** START **
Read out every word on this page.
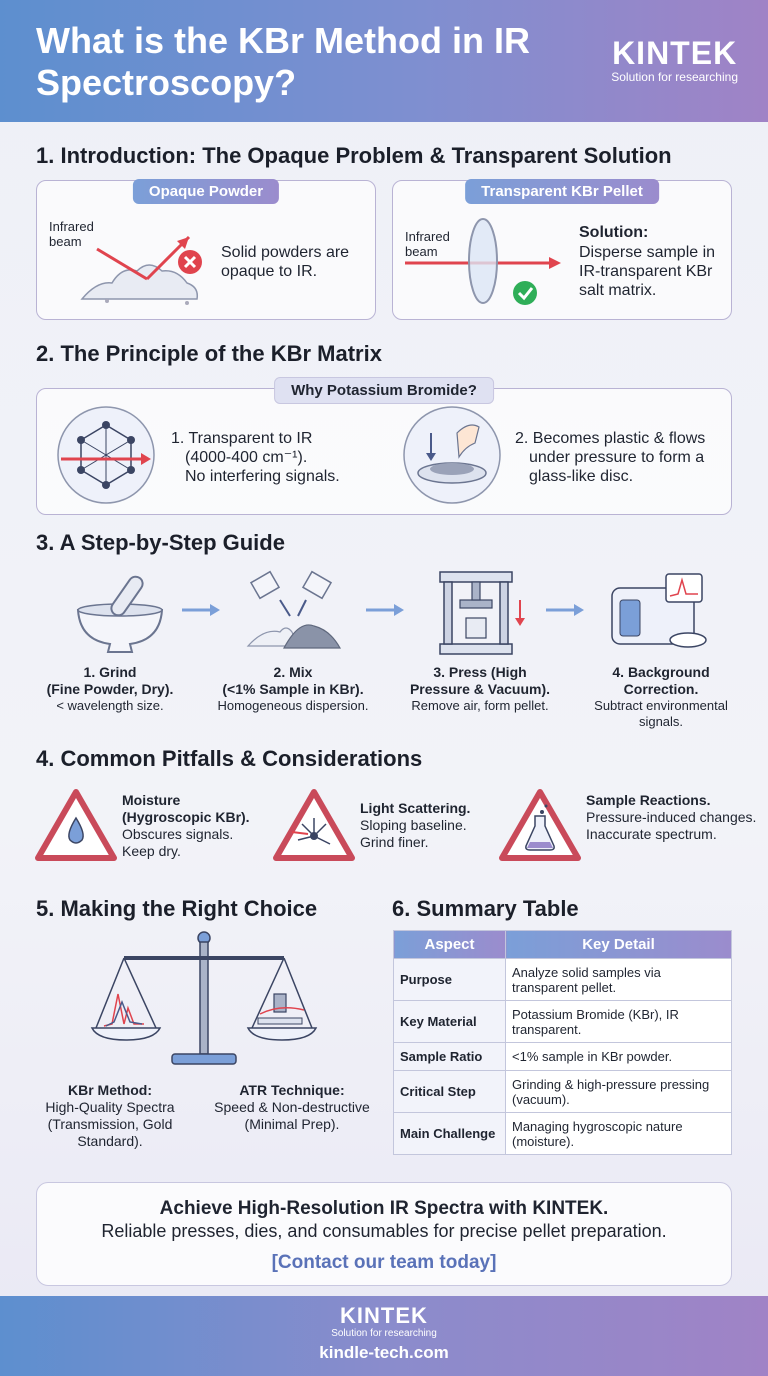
What is the KBr Method in IR Spectroscopy?
KINTEK
Solution for researching
1. Introduction: The Opaque Problem & Transparent Solution
Opaque Powder
Infrared beam
Solid powders are opaque to IR.
Transparent KBr Pellet
Infrared beam
Solution:
Disperse sample in IR-transparent KBr salt matrix.
2. The Principle of the KBr Matrix
Why Potassium Bromide?
1. Transparent to IR
(4000-400 cm⁻¹).
No interfering signals.
2. Becomes plastic & flows
under pressure to form a
glass-like disc.
3. A Step-by-Step Guide
1. Grind
(Fine Powder, Dry).
< wavelength size.
2. Mix
(<1% Sample in KBr).
Homogeneous dispersion.
3. Press (High
Pressure & Vacuum).
Remove air, form pellet.
4. Background
Correction.
Subtract environmental signals.
4. Common Pitfalls & Considerations
Moisture
(Hygroscopic KBr).
Obscures signals.
Keep dry.
Light Scattering.
Sloping baseline.
Grind finer.
Sample Reactions.
Pressure-induced changes.
Inaccurate spectrum.
5. Making the Right Choice
KBr Method:
High-Quality Spectra (Transmission, Gold Standard).
ATR Technique:
Speed & Non-destructive (Minimal Prep).
6. Summary Table
Aspect	Key Detail
Purpose	Analyze solid samples via transparent pellet.
Key Material	Potassium Bromide (KBr), IR transparent.
Sample Ratio	<1% sample in KBr powder.
Critical Step	Grinding & high-pressure pressing (vacuum).
Main Challenge	Managing hygroscopic nature (moisture).
Achieve High-Resolution IR Spectra with KINTEK.
Reliable presses, dies, and consumables for precise pellet preparation.
[Contact our team today]
KINTEK
Solution for researching
kindle-tech.com
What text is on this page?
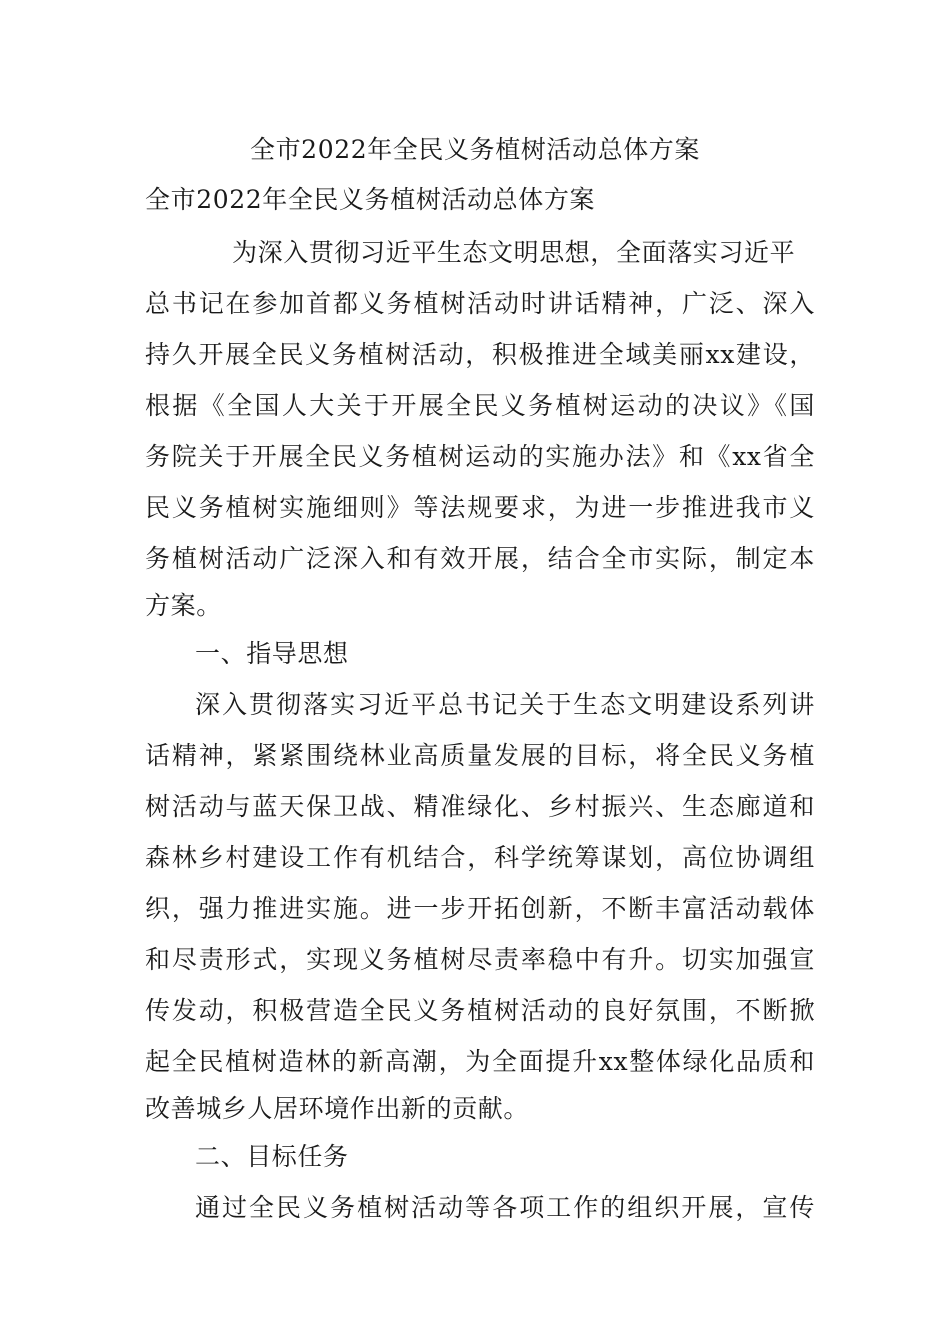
全市2022年全民义务植树活动总体方案
全市2022年全民义务植树活动总体方案
为深入贯彻习近平生态文明思想，全面落实习近平
总书记在参加首都义务植树活动时讲话精神，广泛、深入
持久开展全民义务植树活动，积极推进全域美丽xx建设，
根据《全国人大关于开展全民义务植树运动的决议》《国
务院关于开展全民义务植树运动的实施办法》和《xx省全
民义务植树实施细则》等法规要求，为进一步推进我市义
务植树活动广泛深入和有效开展，结合全市实际，制定本
方案。
一、指导思想
深入贯彻落实习近平总书记关于生态文明建设系列讲
话精神，紧紧围绕林业高质量发展的目标，将全民义务植
树活动与蓝天保卫战、精准绿化、乡村振兴、生态廊道和
森林乡村建设工作有机结合，科学统筹谋划，高位协调组
织，强力推进实施。进一步开拓创新，不断丰富活动载体
和尽责形式，实现义务植树尽责率稳中有升。切实加强宣
传发动，积极营造全民义务植树活动的良好氛围，不断掀
起全民植树造林的新高潮，为全面提升xx整体绿化品质和
改善城乡人居环境作出新的贡献。
二、目标任务
通过全民义务植树活动等各项工作的组织开展，宣传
** END **
Write down exactly the lines running from the line with "What text is on this page?" through the end of the material, both ends included, and none of the pictures.

Solution for this exercise:
What text is on this page?
全市2022年全民义务植树活动总体方案
全市2022年全民义务植树活动总体方案
为深入贯彻习近平生态文明思想，全面落实习近平
总书记在参加首都义务植树活动时讲话精神，广泛、深入
持久开展全民义务植树活动，积极推进全域美丽xx建设，
根据《全国人大关于开展全民义务植树运动的决议》《国
务院关于开展全民义务植树运动的实施办法》和《xx省全
民义务植树实施细则》等法规要求，为进一步推进我市义
务植树活动广泛深入和有效开展，结合全市实际，制定本
方案。
一、指导思想
深入贯彻落实习近平总书记关于生态文明建设系列讲
话精神，紧紧围绕林业高质量发展的目标，将全民义务植
树活动与蓝天保卫战、精准绿化、乡村振兴、生态廊道和
森林乡村建设工作有机结合，科学统筹谋划，高位协调组
织，强力推进实施。进一步开拓创新，不断丰富活动载体
和尽责形式，实现义务植树尽责率稳中有升。切实加强宣
传发动，积极营造全民义务植树活动的良好氛围，不断掀
起全民植树造林的新高潮，为全面提升xx整体绿化品质和
改善城乡人居环境作出新的贡献。
二、目标任务
通过全民义务植树活动等各项工作的组织开展，宣传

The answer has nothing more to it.